Instruction -
Work out how many lines in the listing below include the word "LARGE"; answer with the number alone.

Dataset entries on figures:
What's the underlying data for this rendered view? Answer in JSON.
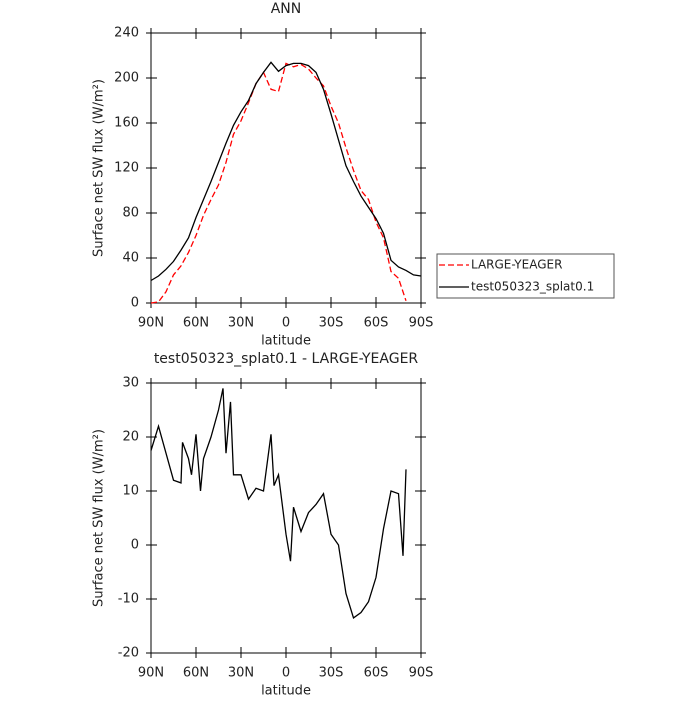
{
  "chart_data": [
    {
      "type": "line",
      "title": "ANN",
      "xlabel": "latitude",
      "ylabel": "Surface net SW flux (W/m²)",
      "x": [
        90,
        85,
        80,
        75,
        70,
        65,
        60,
        55,
        50,
        45,
        40,
        35,
        30,
        25,
        20,
        15,
        10,
        5,
        0,
        -5,
        -10,
        -15,
        -20,
        -25,
        -30,
        -35,
        -40,
        -45,
        -50,
        -55,
        -60,
        -65,
        -70,
        -75,
        -80,
        -85,
        -90
      ],
      "xlim": [
        90,
        -90
      ],
      "xticks": [
        {
          "value": 90,
          "label": "90N"
        },
        {
          "value": 60,
          "label": "60N"
        },
        {
          "value": 30,
          "label": "30N"
        },
        0,
        {
          "value": -30,
          "label": "30S"
        },
        {
          "value": -60,
          "label": "60S"
        },
        {
          "value": -90,
          "label": "90S"
        }
      ],
      "ylim": [
        0,
        240
      ],
      "yticks": [
        0,
        40,
        80,
        120,
        160,
        200,
        240
      ],
      "legend": "right",
      "series": [
        {
          "name": "LARGE-YEAGER",
          "color": "#ff0000",
          "dashed": true,
          "values": [
            0,
            1,
            10,
            25,
            33,
            45,
            60,
            78,
            92,
            105,
            125,
            150,
            162,
            178,
            195,
            205,
            190,
            188,
            213,
            210,
            212,
            208,
            200,
            193,
            175,
            160,
            138,
            118,
            100,
            92,
            72,
            58,
            28,
            22,
            2,
            null,
            null
          ]
        },
        {
          "name": "test050323_splat0.1",
          "color": "#000000",
          "values": [
            20,
            24,
            30,
            37,
            47,
            58,
            76,
            92,
            108,
            125,
            142,
            158,
            170,
            180,
            195,
            205,
            214,
            206,
            211,
            213,
            213,
            211,
            205,
            190,
            168,
            145,
            122,
            108,
            95,
            85,
            75,
            62,
            38,
            32,
            29,
            25,
            24
          ]
        }
      ]
    },
    {
      "type": "line",
      "title": "test050323_splat0.1 - LARGE-YEAGER",
      "xlabel": "latitude",
      "ylabel": "Surface net SW flux (W/m²)",
      "x": [
        90,
        85,
        80,
        75,
        70,
        69,
        65,
        63,
        60,
        57,
        55,
        50,
        45,
        42,
        40,
        37,
        35,
        30,
        25,
        20,
        15,
        10,
        8,
        5,
        0,
        -3,
        -5,
        -10,
        -15,
        -20,
        -25,
        -30,
        -35,
        -40,
        -45,
        -50,
        -55,
        -60,
        -65,
        -70,
        -75,
        -78,
        -80
      ],
      "xlim": [
        90,
        -90
      ],
      "xticks": [
        {
          "value": 90,
          "label": "90N"
        },
        {
          "value": 60,
          "label": "60N"
        },
        {
          "value": 30,
          "label": "30N"
        },
        0,
        {
          "value": -30,
          "label": "30S"
        },
        {
          "value": -60,
          "label": "60S"
        },
        {
          "value": -90,
          "label": "90S"
        }
      ],
      "ylim": [
        -20,
        30
      ],
      "yticks": [
        -20,
        -10,
        0,
        10,
        20,
        30
      ],
      "series": [
        {
          "color": "#000000",
          "values": [
            17.5,
            22,
            17,
            12,
            11.5,
            19,
            16,
            13,
            20.5,
            10,
            16,
            20,
            25,
            29,
            17,
            26.5,
            13,
            13,
            8.5,
            10.5,
            10,
            20.5,
            11,
            13,
            2,
            -3,
            7,
            2.5,
            6,
            7.5,
            9.5,
            2,
            0,
            -9,
            -13.5,
            -12.5,
            -10.5,
            -6,
            3,
            10,
            9.5,
            -2,
            14
          ]
        }
      ]
    }
  ]
}
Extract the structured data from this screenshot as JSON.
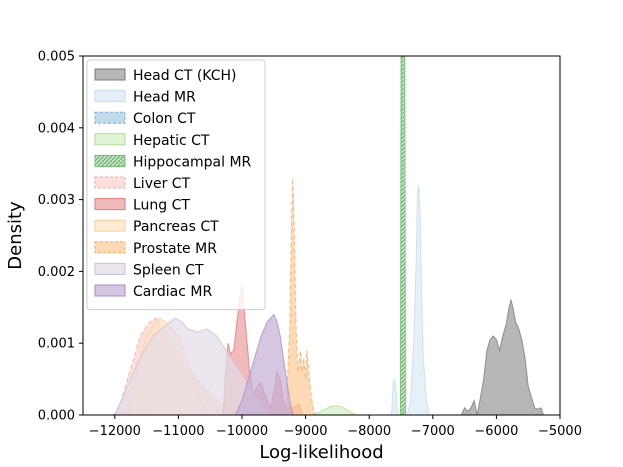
{
  "chart_data": {
    "type": "area",
    "xlabel": "Log-likelihood",
    "ylabel": "Density",
    "xlim": [
      -12500,
      -5000
    ],
    "ylim": [
      0,
      0.005
    ],
    "xticks": [
      -12000,
      -11000,
      -10000,
      -9000,
      -8000,
      -7000,
      -6000,
      -5000
    ],
    "xtick_labels": [
      "−12000",
      "−11000",
      "−10000",
      "−9000",
      "−8000",
      "−7000",
      "−6000",
      "−5000"
    ],
    "yticks": [
      0,
      0.001,
      0.002,
      0.003,
      0.004,
      0.005
    ],
    "ytick_labels": [
      "0.000",
      "0.001",
      "0.002",
      "0.003",
      "0.004",
      "0.005"
    ],
    "grid": false,
    "legend_position": "upper-left",
    "series": [
      {
        "name": "Head CT (KCH)",
        "color": "#999999",
        "alpha": 0.7,
        "line_color": "#7a7a7a",
        "points": [
          [
            -6550,
            0
          ],
          [
            -6500,
            0.0001
          ],
          [
            -6450,
            5e-05
          ],
          [
            -6400,
            0.0001
          ],
          [
            -6350,
            0.0002
          ],
          [
            -6300,
            0
          ],
          [
            -6280,
            0.0001
          ],
          [
            -6200,
            0.0005
          ],
          [
            -6150,
            0.0009
          ],
          [
            -6100,
            0.00105
          ],
          [
            -6050,
            0.0011
          ],
          [
            -6000,
            0.00105
          ],
          [
            -5950,
            0.0009
          ],
          [
            -5900,
            0.0011
          ],
          [
            -5850,
            0.00125
          ],
          [
            -5800,
            0.0015
          ],
          [
            -5770,
            0.0016
          ],
          [
            -5740,
            0.0015
          ],
          [
            -5700,
            0.0013
          ],
          [
            -5650,
            0.0012
          ],
          [
            -5600,
            0.00105
          ],
          [
            -5550,
            0.0008
          ],
          [
            -5500,
            0.0004
          ],
          [
            -5450,
            0.00025
          ],
          [
            -5400,
            0.0001
          ],
          [
            -5350,
            8e-05
          ],
          [
            -5300,
            0.0001
          ],
          [
            -5260,
            0
          ]
        ]
      },
      {
        "name": "Head MR",
        "color": "#dbeaf6",
        "alpha": 0.7,
        "line_color": "#c5dbee",
        "points": [
          [
            -7650,
            0
          ],
          [
            -7620,
            0.00045
          ],
          [
            -7600,
            0.0005
          ],
          [
            -7580,
            0.00035
          ],
          [
            -7560,
            0.0001
          ],
          [
            -7540,
            0
          ],
          [
            -7400,
            0
          ],
          [
            -7350,
            0.0002
          ],
          [
            -7300,
            0.001
          ],
          [
            -7260,
            0.0022
          ],
          [
            -7240,
            0.0031
          ],
          [
            -7220,
            0.0032
          ],
          [
            -7200,
            0.0028
          ],
          [
            -7180,
            0.0018
          ],
          [
            -7150,
            0.0008
          ],
          [
            -7100,
            0.0002
          ],
          [
            -7050,
            0
          ]
        ]
      },
      {
        "name": "Colon CT",
        "color": "#a8cce4",
        "alpha": 0.7,
        "line_color": "#7aaed4",
        "dashed": true,
        "points": [
          [
            -12050,
            0
          ],
          [
            -11950,
            3e-05
          ],
          [
            -11800,
            5e-05
          ],
          [
            -11600,
            4e-05
          ],
          [
            -11400,
            2e-05
          ],
          [
            -11200,
            0
          ]
        ]
      },
      {
        "name": "Hepatic CT",
        "color": "#d4efc5",
        "alpha": 0.7,
        "line_color": "#b0dc98",
        "points": [
          [
            -8900,
            0
          ],
          [
            -8800,
            3e-05
          ],
          [
            -8700,
            8e-05
          ],
          [
            -8600,
            0.00012
          ],
          [
            -8500,
            0.00013
          ],
          [
            -8400,
            0.0001
          ],
          [
            -8300,
            4e-05
          ],
          [
            -8200,
            0
          ]
        ]
      },
      {
        "name": "Hippocampal MR",
        "color": "#8fce8f",
        "alpha": 0.7,
        "line_color": "#6cbf6c",
        "hatched": true,
        "points": [
          [
            -7510,
            0
          ],
          [
            -7500,
            0.005
          ],
          [
            -7440,
            0.005
          ],
          [
            -7430,
            0
          ]
        ]
      },
      {
        "name": "Liver CT",
        "color": "#fbd0cc",
        "alpha": 0.7,
        "line_color": "#f3a9a2",
        "dashed": true,
        "points": [
          [
            -12000,
            0
          ],
          [
            -11900,
            0.0002
          ],
          [
            -11800,
            0.0005
          ],
          [
            -11700,
            0.0008
          ],
          [
            -11600,
            0.0011
          ],
          [
            -11450,
            0.0013
          ],
          [
            -11350,
            0.00135
          ],
          [
            -11250,
            0.0012
          ],
          [
            -11150,
            0.0011
          ],
          [
            -11050,
            0.00095
          ],
          [
            -10950,
            0.0008
          ],
          [
            -10800,
            0.0006
          ],
          [
            -10600,
            0.0004
          ],
          [
            -10400,
            0.0002
          ],
          [
            -10200,
            0.0001
          ],
          [
            -10000,
            0
          ]
        ]
      },
      {
        "name": "Lung CT",
        "color": "#ec9c9c",
        "alpha": 0.7,
        "line_color": "#e07a7a",
        "points": [
          [
            -10300,
            0
          ],
          [
            -10250,
            0.0007
          ],
          [
            -10220,
            0.001
          ],
          [
            -10180,
            0.00085
          ],
          [
            -10130,
            0.0009
          ],
          [
            -10080,
            0.0013
          ],
          [
            -10030,
            0.00165
          ],
          [
            -10000,
            0.0018
          ],
          [
            -9970,
            0.0015
          ],
          [
            -9930,
            0.0011
          ],
          [
            -9880,
            0.0006
          ],
          [
            -9820,
            0.0003
          ],
          [
            -9760,
            0.0004
          ],
          [
            -9700,
            0.00045
          ],
          [
            -9650,
            0.0003
          ],
          [
            -9600,
            0.0002
          ],
          [
            -9550,
            0.0001
          ],
          [
            -9500,
            0.0003
          ],
          [
            -9450,
            0.0006
          ],
          [
            -9400,
            0.0005
          ],
          [
            -9350,
            0.0002
          ],
          [
            -9300,
            0.0001
          ],
          [
            -9200,
            0.0001
          ],
          [
            -9100,
            0.00015
          ],
          [
            -9050,
            0
          ]
        ]
      },
      {
        "name": "Pancreas CT",
        "color": "#fde3c0",
        "alpha": 0.7,
        "line_color": "#f9cf98",
        "points": [
          [
            -11800,
            0
          ],
          [
            -11700,
            0.0004
          ],
          [
            -11600,
            0.0008
          ],
          [
            -11500,
            0.0011
          ],
          [
            -11400,
            0.00125
          ],
          [
            -11300,
            0.00135
          ],
          [
            -11200,
            0.0013
          ],
          [
            -11100,
            0.0012
          ],
          [
            -11000,
            0.0011
          ],
          [
            -10900,
            0.0009
          ],
          [
            -10800,
            0.0006
          ],
          [
            -10700,
            0.0003
          ],
          [
            -10600,
            0.0001
          ],
          [
            -10500,
            0
          ]
        ]
      },
      {
        "name": "Prostate MR",
        "color": "#fcc995",
        "alpha": 0.7,
        "line_color": "#f7aa5e",
        "dashed": true,
        "points": [
          [
            -9350,
            0
          ],
          [
            -9300,
            0.0002
          ],
          [
            -9250,
            0.0012
          ],
          [
            -9220,
            0.0028
          ],
          [
            -9200,
            0.0033
          ],
          [
            -9180,
            0.0026
          ],
          [
            -9150,
            0.0012
          ],
          [
            -9120,
            0.0006
          ],
          [
            -9080,
            0.0009
          ],
          [
            -9060,
            0.0006
          ],
          [
            -9030,
            0.0008
          ],
          [
            -9000,
            0.0005
          ],
          [
            -8980,
            0.0009
          ],
          [
            -8950,
            0.0006
          ],
          [
            -8920,
            0.0003
          ],
          [
            -8880,
            0.0001
          ],
          [
            -8850,
            0
          ]
        ]
      },
      {
        "name": "Spleen CT",
        "color": "#e4dde8",
        "alpha": 0.7,
        "line_color": "#cdc1d6",
        "points": [
          [
            -12000,
            0
          ],
          [
            -11800,
            0.0004
          ],
          [
            -11600,
            0.0008
          ],
          [
            -11400,
            0.0011
          ],
          [
            -11200,
            0.00125
          ],
          [
            -11050,
            0.00135
          ],
          [
            -10950,
            0.0013
          ],
          [
            -10850,
            0.0012
          ],
          [
            -10700,
            0.00115
          ],
          [
            -10550,
            0.0012
          ],
          [
            -10400,
            0.0011
          ],
          [
            -10250,
            0.0009
          ],
          [
            -10100,
            0.0007
          ],
          [
            -9950,
            0.0005
          ],
          [
            -9800,
            0.0003
          ],
          [
            -9650,
            0.0001
          ],
          [
            -9500,
            0
          ]
        ]
      },
      {
        "name": "Cardiac MR",
        "color": "#c3aed6",
        "alpha": 0.7,
        "line_color": "#a88cc5",
        "points": [
          [
            -10100,
            0
          ],
          [
            -10000,
            0.0002
          ],
          [
            -9900,
            0.0005
          ],
          [
            -9800,
            0.0008
          ],
          [
            -9700,
            0.0011
          ],
          [
            -9600,
            0.0013
          ],
          [
            -9500,
            0.0014
          ],
          [
            -9450,
            0.0013
          ],
          [
            -9400,
            0.0011
          ],
          [
            -9350,
            0.0008
          ],
          [
            -9300,
            0.0005
          ],
          [
            -9250,
            0.0002
          ],
          [
            -9200,
            0
          ]
        ]
      }
    ]
  }
}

Reply -
2